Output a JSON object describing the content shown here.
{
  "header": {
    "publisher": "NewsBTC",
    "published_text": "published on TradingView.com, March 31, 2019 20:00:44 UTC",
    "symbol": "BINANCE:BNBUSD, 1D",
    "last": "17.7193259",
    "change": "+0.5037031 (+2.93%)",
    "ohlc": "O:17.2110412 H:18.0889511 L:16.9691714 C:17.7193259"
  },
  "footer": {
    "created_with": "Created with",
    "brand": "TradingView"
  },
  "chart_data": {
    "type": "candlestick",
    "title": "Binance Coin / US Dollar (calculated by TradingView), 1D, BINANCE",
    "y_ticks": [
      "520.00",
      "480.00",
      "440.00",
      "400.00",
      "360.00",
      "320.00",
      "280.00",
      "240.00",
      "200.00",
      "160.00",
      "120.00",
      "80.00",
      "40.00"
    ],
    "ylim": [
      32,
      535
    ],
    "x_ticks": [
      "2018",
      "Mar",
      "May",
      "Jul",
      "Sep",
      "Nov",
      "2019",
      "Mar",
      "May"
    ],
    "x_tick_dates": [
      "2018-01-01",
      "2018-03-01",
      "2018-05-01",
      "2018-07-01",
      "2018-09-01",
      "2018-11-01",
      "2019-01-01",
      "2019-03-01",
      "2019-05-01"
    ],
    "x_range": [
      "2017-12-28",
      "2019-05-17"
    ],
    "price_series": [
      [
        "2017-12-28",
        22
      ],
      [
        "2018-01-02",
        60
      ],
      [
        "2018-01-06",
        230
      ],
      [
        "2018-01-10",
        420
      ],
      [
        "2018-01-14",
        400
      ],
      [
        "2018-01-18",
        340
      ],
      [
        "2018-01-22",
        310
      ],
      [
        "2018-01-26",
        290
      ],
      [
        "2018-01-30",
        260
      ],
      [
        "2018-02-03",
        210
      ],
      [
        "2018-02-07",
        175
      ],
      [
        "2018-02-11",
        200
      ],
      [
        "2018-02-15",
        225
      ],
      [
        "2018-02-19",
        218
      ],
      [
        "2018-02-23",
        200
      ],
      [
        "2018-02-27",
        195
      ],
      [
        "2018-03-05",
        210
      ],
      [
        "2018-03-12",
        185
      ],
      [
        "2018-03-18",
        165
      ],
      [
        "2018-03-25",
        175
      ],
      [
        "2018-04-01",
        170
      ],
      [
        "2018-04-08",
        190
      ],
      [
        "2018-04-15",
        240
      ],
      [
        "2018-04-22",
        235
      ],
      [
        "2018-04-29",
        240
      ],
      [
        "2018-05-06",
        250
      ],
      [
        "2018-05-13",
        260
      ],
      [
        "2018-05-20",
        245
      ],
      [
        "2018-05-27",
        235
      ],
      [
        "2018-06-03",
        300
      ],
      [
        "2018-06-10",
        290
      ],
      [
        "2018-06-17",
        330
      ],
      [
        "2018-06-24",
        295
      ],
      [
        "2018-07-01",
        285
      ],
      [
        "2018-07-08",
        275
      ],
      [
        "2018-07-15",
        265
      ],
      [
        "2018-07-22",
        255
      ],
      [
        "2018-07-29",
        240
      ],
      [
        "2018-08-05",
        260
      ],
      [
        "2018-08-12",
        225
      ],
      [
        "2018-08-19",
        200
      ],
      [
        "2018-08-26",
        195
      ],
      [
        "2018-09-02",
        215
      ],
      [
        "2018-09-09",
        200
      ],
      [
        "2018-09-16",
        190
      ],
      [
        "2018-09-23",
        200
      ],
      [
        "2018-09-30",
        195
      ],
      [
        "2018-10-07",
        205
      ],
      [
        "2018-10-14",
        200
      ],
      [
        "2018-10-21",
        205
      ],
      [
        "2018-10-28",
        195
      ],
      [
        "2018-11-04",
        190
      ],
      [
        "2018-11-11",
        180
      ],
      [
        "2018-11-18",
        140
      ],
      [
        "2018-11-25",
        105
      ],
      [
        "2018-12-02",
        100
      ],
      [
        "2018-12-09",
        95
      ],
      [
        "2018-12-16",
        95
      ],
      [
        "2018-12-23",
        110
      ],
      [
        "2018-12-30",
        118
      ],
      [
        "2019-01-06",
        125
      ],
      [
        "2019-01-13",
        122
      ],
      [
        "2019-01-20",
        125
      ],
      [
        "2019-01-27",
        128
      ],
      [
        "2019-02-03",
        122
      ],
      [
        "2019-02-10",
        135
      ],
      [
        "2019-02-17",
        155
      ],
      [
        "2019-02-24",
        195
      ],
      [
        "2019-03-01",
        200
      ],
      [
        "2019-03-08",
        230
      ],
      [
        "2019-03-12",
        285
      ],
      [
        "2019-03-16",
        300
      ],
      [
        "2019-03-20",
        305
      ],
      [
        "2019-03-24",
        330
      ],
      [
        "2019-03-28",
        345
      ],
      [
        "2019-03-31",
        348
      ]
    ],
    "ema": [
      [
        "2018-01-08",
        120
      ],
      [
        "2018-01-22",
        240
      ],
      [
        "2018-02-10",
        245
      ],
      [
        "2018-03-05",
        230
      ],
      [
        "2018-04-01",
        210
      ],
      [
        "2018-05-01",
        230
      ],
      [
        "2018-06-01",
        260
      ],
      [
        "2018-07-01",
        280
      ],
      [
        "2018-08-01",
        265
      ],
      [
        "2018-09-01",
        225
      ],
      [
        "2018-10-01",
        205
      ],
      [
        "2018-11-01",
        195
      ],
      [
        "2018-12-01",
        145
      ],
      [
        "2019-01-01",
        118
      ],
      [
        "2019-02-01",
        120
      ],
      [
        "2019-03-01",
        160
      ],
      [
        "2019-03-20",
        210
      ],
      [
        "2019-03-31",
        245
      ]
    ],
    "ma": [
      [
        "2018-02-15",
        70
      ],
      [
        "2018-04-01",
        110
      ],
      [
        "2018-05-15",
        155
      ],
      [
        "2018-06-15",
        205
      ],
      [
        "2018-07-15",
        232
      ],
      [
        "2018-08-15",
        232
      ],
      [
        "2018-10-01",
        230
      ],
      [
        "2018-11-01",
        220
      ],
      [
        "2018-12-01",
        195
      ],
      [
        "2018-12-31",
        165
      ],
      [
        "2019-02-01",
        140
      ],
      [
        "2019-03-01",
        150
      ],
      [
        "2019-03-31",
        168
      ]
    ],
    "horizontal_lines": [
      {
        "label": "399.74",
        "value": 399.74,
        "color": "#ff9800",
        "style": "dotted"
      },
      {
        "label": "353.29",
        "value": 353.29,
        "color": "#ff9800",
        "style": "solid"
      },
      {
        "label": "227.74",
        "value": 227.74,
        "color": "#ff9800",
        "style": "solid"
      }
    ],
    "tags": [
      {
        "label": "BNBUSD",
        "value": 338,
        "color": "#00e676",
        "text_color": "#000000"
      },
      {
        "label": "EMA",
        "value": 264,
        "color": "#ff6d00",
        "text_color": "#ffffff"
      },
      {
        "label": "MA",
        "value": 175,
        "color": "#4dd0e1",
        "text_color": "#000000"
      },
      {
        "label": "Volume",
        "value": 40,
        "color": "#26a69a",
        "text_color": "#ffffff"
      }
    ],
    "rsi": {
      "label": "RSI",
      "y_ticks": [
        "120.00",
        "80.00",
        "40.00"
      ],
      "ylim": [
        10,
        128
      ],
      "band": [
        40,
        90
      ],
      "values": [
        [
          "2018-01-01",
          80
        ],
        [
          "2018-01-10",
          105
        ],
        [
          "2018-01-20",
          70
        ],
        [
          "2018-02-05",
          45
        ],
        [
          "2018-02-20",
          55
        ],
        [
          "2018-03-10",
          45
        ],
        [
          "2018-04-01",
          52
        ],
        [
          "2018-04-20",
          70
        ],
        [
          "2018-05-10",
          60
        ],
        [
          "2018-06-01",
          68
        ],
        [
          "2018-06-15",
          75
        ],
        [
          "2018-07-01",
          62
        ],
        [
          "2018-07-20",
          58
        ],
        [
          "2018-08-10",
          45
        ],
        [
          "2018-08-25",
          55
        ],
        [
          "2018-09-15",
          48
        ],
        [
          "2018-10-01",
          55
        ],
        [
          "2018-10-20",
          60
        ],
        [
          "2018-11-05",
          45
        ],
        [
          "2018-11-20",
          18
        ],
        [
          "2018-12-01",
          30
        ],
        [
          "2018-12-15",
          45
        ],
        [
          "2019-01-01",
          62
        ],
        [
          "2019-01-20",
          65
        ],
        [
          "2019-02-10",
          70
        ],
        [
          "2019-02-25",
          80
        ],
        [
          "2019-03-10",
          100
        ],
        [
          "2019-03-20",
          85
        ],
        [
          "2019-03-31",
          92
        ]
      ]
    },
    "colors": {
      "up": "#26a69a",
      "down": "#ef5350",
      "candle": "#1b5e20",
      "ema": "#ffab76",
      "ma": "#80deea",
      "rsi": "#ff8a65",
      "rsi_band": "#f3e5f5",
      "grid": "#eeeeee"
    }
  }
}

------------------------------------------------

• **What you are asked to do**
Of the lines in the data, how many contain the word "TradingView"? Provide the number and nothing further.

• **Solution to the problem**
3